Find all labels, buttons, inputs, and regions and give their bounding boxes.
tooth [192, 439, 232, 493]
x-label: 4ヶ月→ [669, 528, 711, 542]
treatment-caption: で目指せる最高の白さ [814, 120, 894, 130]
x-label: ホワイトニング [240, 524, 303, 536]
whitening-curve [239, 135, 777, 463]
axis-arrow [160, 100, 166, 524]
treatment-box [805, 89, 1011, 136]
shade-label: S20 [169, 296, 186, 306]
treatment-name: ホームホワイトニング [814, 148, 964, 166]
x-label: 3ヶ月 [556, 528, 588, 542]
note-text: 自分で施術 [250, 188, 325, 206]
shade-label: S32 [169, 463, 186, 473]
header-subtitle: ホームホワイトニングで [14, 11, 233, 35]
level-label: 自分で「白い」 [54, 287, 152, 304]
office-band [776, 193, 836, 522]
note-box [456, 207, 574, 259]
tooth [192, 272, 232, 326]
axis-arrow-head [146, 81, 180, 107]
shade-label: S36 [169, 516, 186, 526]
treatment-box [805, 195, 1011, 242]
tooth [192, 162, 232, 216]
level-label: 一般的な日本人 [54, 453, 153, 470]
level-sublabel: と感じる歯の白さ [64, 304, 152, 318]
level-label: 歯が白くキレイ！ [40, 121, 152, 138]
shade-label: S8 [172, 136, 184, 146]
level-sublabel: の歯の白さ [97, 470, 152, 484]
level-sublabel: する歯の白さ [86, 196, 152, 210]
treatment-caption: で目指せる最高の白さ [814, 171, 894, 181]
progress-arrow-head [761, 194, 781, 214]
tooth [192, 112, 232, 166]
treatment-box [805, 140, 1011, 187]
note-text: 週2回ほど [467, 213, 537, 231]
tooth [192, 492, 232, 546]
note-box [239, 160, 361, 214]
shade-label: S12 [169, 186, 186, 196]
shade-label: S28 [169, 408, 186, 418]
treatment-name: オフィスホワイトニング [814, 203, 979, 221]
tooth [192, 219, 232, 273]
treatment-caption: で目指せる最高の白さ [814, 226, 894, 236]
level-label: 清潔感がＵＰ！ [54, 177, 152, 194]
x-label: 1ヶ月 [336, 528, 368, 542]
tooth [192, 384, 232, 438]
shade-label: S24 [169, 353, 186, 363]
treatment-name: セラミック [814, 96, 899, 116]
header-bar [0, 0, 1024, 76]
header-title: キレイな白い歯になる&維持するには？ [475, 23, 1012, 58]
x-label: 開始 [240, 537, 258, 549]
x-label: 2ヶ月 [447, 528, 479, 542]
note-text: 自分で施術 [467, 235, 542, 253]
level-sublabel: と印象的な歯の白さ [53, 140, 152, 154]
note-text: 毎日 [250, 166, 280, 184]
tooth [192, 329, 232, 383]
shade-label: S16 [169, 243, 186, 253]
====================
Exercise instructions: Please write out every line of the data above, without changing anything.

Final result:
Find all labels, buttons, inputs, and regions and give their bounding boxes.
tooth [192, 439, 232, 493]
x-label: 4ヶ月→ [669, 528, 711, 542]
treatment-caption: で目指せる最高の白さ [814, 120, 894, 130]
x-label: ホワイトニング [240, 524, 303, 536]
whitening-curve [239, 135, 777, 463]
axis-arrow [160, 100, 166, 524]
treatment-box [805, 89, 1011, 136]
shade-label: S20 [169, 296, 186, 306]
treatment-name: ホームホワイトニング [814, 148, 964, 166]
x-label: 3ヶ月 [556, 528, 588, 542]
note-text: 自分で施術 [250, 188, 325, 206]
shade-label: S32 [169, 463, 186, 473]
header-subtitle: ホームホワイトニングで [14, 11, 233, 35]
level-label: 自分で「白い」 [54, 287, 152, 304]
office-band [776, 193, 836, 522]
note-box [456, 207, 574, 259]
tooth [192, 272, 232, 326]
axis-arrow-head [146, 81, 180, 107]
shade-label: S36 [169, 516, 186, 526]
treatment-box [805, 195, 1011, 242]
tooth [192, 162, 232, 216]
level-label: 一般的な日本人 [54, 453, 153, 470]
level-sublabel: と感じる歯の白さ [64, 304, 152, 318]
level-label: 歯が白くキレイ！ [40, 121, 152, 138]
shade-label: S8 [172, 136, 184, 146]
level-sublabel: の歯の白さ [97, 470, 152, 484]
level-sublabel: する歯の白さ [86, 196, 152, 210]
treatment-caption: で目指せる最高の白さ [814, 171, 894, 181]
progress-arrow-head [761, 194, 781, 214]
tooth [192, 112, 232, 166]
treatment-box [805, 140, 1011, 187]
note-text: 週2回ほど [467, 213, 537, 231]
tooth [192, 492, 232, 546]
note-box [239, 160, 361, 214]
shade-label: S12 [169, 186, 186, 196]
shade-label: S28 [169, 408, 186, 418]
treatment-name: オフィスホワイトニング [814, 203, 979, 221]
tooth [192, 219, 232, 273]
treatment-caption: で目指せる最高の白さ [814, 226, 894, 236]
level-label: 清潔感がＵＰ！ [54, 177, 152, 194]
x-label: 1ヶ月 [336, 528, 368, 542]
tooth [192, 384, 232, 438]
shade-label: S24 [169, 353, 186, 363]
treatment-name: セラミック [814, 96, 899, 116]
header-bar [0, 0, 1024, 76]
header-title: キレイな白い歯になる&維持するには？ [475, 23, 1012, 58]
x-label: 開始 [240, 537, 258, 549]
x-label: 2ヶ月 [447, 528, 479, 542]
note-text: 自分で施術 [467, 235, 542, 253]
level-sublabel: と印象的な歯の白さ [53, 140, 152, 154]
note-text: 毎日 [250, 166, 280, 184]
tooth [192, 329, 232, 383]
shade-label: S16 [169, 243, 186, 253]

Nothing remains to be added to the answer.